Set exercise ->
Find and copy lines holding "Furniture".

(Dataset excerpt)
________________

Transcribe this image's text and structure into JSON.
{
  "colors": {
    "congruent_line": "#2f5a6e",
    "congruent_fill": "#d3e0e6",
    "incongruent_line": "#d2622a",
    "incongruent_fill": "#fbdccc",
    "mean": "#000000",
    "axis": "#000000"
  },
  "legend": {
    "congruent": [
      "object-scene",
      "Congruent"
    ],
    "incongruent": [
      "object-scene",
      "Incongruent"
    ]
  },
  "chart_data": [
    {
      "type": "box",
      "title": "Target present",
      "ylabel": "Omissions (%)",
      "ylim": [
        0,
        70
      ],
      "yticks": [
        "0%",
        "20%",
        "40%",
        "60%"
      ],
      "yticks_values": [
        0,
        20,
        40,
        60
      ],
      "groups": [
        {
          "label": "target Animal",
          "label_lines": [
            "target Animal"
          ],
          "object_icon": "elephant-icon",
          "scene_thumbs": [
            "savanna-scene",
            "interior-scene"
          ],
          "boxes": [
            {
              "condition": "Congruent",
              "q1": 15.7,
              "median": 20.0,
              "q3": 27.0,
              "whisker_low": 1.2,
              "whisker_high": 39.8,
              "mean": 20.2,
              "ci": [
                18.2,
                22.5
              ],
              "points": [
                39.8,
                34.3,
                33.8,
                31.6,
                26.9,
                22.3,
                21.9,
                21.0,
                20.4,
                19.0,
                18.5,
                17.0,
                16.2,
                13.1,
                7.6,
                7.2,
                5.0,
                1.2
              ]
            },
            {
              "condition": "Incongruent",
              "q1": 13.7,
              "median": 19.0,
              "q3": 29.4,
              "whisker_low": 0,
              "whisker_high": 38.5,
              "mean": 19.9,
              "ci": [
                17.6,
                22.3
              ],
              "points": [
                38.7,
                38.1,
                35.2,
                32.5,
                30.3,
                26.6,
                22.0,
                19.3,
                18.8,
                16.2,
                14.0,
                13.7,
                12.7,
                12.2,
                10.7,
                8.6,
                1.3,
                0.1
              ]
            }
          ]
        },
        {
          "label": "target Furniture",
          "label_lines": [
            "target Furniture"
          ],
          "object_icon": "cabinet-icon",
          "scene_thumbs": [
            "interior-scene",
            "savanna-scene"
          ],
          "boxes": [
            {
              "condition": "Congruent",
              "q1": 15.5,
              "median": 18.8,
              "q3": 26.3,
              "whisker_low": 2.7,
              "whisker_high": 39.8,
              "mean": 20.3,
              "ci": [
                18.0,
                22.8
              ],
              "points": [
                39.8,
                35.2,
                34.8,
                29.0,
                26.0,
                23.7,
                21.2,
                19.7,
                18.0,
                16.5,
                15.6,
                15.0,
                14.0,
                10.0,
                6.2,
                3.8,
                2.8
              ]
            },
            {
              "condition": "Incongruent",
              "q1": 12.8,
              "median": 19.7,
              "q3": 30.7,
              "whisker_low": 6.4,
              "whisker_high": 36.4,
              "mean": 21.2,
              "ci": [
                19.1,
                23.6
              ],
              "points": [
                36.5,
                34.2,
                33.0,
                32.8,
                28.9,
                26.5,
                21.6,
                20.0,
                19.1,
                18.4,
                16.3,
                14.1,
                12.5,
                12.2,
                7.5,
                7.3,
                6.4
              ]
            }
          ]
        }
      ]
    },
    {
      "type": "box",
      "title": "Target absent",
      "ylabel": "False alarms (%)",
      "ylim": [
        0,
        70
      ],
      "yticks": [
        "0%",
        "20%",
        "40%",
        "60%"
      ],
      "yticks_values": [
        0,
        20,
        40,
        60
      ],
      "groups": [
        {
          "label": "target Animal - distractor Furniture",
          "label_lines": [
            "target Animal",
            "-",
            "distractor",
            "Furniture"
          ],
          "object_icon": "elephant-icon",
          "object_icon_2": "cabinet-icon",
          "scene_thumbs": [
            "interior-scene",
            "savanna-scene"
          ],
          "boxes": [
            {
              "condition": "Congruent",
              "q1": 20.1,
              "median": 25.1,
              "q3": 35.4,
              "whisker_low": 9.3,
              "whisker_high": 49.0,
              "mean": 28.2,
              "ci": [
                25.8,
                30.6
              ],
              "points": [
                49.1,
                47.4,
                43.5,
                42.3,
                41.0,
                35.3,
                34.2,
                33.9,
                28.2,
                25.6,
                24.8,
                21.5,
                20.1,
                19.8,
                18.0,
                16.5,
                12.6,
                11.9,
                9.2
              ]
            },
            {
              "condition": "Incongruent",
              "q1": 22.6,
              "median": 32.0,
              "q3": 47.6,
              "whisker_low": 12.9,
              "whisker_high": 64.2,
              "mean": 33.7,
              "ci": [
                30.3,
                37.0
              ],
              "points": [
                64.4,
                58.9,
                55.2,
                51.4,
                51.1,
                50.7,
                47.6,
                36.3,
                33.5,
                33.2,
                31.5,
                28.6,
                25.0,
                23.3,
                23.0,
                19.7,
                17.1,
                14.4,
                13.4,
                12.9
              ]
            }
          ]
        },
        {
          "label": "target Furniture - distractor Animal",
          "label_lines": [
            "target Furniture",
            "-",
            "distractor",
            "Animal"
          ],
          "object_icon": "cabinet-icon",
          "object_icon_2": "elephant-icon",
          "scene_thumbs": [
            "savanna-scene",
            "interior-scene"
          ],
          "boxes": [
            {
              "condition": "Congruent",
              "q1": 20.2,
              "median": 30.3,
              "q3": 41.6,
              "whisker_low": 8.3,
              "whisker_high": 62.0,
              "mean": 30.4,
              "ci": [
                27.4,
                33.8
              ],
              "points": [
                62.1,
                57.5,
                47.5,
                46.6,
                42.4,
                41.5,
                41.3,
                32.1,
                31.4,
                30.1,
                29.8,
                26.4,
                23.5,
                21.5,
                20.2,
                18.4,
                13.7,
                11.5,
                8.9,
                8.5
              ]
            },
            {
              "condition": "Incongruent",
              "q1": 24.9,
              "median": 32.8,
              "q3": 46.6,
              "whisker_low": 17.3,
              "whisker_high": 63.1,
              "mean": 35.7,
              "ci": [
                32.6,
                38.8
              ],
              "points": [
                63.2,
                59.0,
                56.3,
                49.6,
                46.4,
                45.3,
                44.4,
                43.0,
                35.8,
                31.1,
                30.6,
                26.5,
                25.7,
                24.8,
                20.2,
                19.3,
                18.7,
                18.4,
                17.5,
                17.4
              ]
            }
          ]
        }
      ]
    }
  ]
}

________________

Solution to the exercise ->
          "label": "target Furniture",
            "target Furniture"
          "label": "target Animal - distractor Furniture",
            "Furniture"
          "label": "target Furniture - distractor Animal",
            "target Furniture",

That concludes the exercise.